Copy the memorandum opinion starting at "FINDINGS OF FACTS" and ending at "of Plaintiff's injuries.", but swap "negligent" for "careless".

→ Selected passage
•••••

UNITED STATES DISTRICT COURT FOR THE WESTERN DISTRICT OF VIRGINIA DANVILLE DIVISION
Apr 4, 2013
Case No. 4:12-cv-00014 (W.D. Va. Apr. 4, 2013)

Opinion

Case No. 4:12-cv-00014

04-04-2013

JAQUETTA PANNELL Plaintiff, v. UNITED STATES OF AMERICA Defendant.


MEMORANDUM OPINION


By: Jackson L. Kiser,

Senior United States District Judge

On April 26, 2012, Jaquetta Pannell ("Plaintiff") instituted a negligence action against the United States of America ("Defendant") under the Federal Tort Claims Act, 28 U.S.C. § 1346(b), alleging that a United States Postal Service ("USPS") employee ran over her foot while the employee was delivering mail for the USPS. On March 4, 2013, I held a one-day bench trial. The findings of fact and conclusions of law are set forth below.

FINDINGS OF FACTS

Because I find that Ms. Martin was not negligent, as discussed infra, I do not make findings of fact regarding the scope and extent of Plaintiff's injuries.

•••••

→ Given material

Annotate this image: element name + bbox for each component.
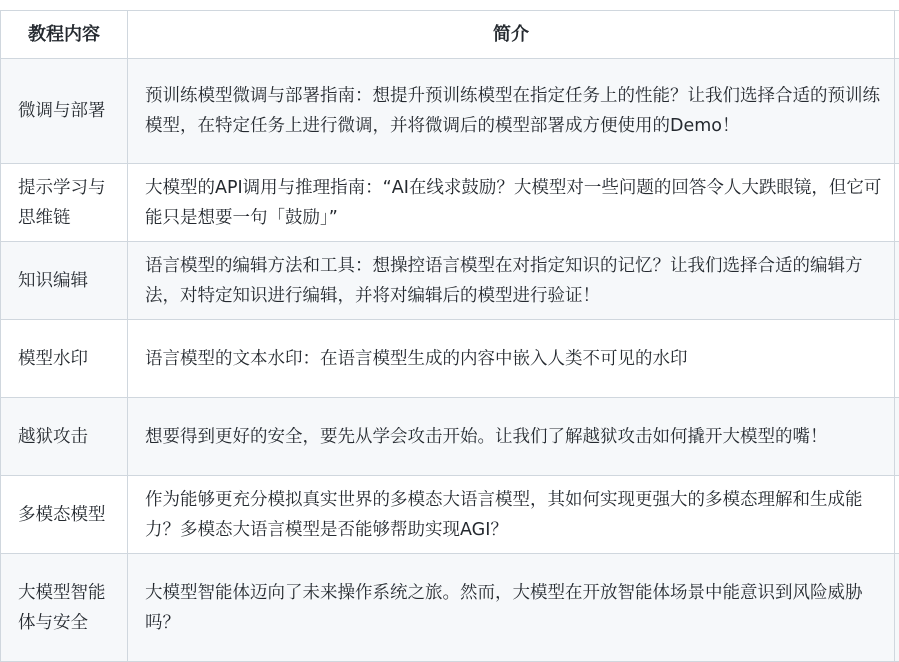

•••••

→ Finished task
FINDINGS OF FACTS

Because I find that Ms. Martin was not careless, as discussed infra, I do not make findings of fact regarding the scope and extent of Plaintiff's injuries.